## DOCUMENT EXTRACT
>>
Press reports note a state Blue Ribbon Commission on Health Care Reform two years ago studied single payer and found it was the only approach that saved money compared to what Coloradans now spent on healthcare.
Illinois
HB 311, the Healthcare for All Illinois Act, sponsored by Rep. Mary Flowers, had its first hearing in March. Though no votes have been taken yet, the new Gov. Pat Quinn is a long time supporter of single payer reform.
At an introductory press conference, Brenda Langford, Cook County RN, said that “Illinois can once again be a symbol of hope and progress for our nation. Nurses are tired of watching our patients suffer from denial of care and lack of access to coverage. We see far too much of this at Cook County hospitals—and that’s why we support guaranteed healthcare through a single-payer system.”
Maine
LD 1365, sponsored by Brunswick Rep. Charles Priest, and co-sponsored from legislators from all over the state, had its first hearing April 13.
The hearing came just days after both houses of the Maine legislature passed resolutions calling on President Obama and Congress to enact federal single payer legislation. A poll this winter showed 52 percent of Maine physicians also favor single payer.
As Cathy Herlihy of the Maine State Nurses Association put it in a state forum featuring U.S. Senator Olympia Snowe, a single-payer system is the “the only solution,” she said. “We do not have time to wait. Our health should not be sacrificed for limited reforms.”.
<<
## PROMPT
Please carry on the article about state single-payer bills, picking up after its final sentence. The listing has nothing to do with this.

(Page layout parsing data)
>>
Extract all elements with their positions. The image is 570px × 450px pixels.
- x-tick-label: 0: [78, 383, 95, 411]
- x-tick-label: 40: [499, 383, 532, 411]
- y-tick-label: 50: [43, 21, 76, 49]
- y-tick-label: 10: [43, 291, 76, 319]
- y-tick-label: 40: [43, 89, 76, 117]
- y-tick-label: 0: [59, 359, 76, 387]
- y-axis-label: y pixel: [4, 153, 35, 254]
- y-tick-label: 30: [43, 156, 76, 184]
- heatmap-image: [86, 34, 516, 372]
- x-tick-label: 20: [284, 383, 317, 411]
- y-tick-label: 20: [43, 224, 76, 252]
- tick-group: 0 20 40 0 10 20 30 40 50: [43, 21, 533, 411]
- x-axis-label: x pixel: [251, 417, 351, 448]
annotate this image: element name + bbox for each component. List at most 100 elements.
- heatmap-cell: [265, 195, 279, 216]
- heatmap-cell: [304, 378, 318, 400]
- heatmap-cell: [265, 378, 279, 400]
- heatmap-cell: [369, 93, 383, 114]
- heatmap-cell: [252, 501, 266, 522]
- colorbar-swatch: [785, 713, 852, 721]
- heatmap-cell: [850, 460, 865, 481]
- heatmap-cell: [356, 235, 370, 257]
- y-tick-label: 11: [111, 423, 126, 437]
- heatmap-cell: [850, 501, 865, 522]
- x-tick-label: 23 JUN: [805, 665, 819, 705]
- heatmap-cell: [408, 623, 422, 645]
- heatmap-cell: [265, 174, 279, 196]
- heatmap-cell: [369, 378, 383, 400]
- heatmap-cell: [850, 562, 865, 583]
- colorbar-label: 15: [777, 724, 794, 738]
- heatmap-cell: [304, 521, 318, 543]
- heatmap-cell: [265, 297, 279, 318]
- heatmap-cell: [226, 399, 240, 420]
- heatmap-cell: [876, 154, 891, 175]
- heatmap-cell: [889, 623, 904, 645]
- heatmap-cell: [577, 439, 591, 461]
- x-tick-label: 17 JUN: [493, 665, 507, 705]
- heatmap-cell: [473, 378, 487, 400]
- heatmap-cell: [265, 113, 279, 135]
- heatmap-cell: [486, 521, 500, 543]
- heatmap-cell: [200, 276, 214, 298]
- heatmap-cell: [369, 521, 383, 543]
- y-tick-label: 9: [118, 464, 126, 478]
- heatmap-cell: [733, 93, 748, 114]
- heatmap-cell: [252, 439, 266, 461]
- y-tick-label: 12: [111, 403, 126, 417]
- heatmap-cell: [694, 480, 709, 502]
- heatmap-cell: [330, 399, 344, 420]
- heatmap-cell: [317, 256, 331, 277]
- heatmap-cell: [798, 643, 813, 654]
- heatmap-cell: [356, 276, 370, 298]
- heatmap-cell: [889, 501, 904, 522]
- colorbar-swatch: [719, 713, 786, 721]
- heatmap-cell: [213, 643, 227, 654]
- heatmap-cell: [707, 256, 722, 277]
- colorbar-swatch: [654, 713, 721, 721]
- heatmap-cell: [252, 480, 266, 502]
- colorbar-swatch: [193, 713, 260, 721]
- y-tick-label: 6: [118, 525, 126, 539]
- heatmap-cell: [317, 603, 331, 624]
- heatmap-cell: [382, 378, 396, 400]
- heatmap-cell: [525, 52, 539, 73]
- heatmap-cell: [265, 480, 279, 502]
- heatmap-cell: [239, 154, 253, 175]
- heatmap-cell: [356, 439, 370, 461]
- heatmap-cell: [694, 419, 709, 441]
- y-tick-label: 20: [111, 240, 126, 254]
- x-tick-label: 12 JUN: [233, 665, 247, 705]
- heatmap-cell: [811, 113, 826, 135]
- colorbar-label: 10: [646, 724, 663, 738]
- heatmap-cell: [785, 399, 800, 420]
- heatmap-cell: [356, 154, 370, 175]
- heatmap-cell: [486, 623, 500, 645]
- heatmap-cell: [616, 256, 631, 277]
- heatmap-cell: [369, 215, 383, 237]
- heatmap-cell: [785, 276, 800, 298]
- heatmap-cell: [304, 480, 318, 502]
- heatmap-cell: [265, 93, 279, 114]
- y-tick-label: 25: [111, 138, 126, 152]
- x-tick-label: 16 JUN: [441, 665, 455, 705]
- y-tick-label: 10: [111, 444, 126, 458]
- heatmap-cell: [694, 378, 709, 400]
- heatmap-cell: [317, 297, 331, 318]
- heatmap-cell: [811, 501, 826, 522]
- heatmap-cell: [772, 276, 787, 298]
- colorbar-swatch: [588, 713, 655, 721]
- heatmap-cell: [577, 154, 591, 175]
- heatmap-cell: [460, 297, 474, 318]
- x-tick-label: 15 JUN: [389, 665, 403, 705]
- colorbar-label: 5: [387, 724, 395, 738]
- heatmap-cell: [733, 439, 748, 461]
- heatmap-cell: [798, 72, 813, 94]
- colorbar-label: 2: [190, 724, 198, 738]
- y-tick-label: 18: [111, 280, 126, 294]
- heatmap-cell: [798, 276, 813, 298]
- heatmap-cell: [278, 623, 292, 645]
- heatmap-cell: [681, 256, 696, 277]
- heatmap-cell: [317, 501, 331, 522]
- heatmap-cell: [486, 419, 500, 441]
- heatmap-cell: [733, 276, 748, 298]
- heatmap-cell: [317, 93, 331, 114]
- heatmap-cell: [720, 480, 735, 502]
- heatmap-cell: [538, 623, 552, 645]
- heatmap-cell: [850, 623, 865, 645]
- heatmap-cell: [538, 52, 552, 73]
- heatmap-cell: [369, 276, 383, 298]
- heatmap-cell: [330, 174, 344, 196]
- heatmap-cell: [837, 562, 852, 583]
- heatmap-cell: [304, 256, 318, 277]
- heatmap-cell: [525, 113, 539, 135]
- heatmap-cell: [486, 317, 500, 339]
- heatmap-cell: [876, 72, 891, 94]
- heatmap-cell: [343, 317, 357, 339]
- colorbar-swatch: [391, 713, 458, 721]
<<
## YOUR RESPONSE
Pennsylvania
Two single payer bills are alive in the state, House Bill 1660, the “Family and Business Healthcare Security Act of 2009,” and Senate Bill 300.
Gov. Ed Rendell has said that if a single payer bill were to make it to his desk, he will sign it, reports Chuck Pennachio of Health Care for All Pennsylvania.
The state Democratic House Caucus is holding a public forum on the bill Friday, April 17 at 10 a.m. at the University of Pennsylvania campus in Philadelphia, featuring speakers from Physicians for a National Health Program, the Pennsylvania Association of Staff Nurses and Allied Professionals, and other single payer supporters..
The hearing comes on the heels of a resolution passed by the Philadelphia City Council calling for both state and federal lawmakers to establish a single-payer health system.
Other states
Single payer bills are also on the docket in Minnesota, Missouri, and Washington.
The report from the Business Roundtable, which represents CEOs of major companies, says America's health care system has become a liability in a global economy. Americans spend $2.4 trillion a year on health care. The Business Roundtable report says Americans in 2006 spent $1,928 per capita on health care, at least two-and-a-half times more per person than any other advanced country. The United States is 23 points behind five leading economic competitors: Canada, Japan, Germany, the United Kingdom and France. The five nations cover all their citizens, and though their systems differ, in each country the government plays a much larger role than in the U.S.
The cost-benefit disparity is even wider _ 46 points _ when the U.S. is compared with emerging competitors: China, Brazil and India.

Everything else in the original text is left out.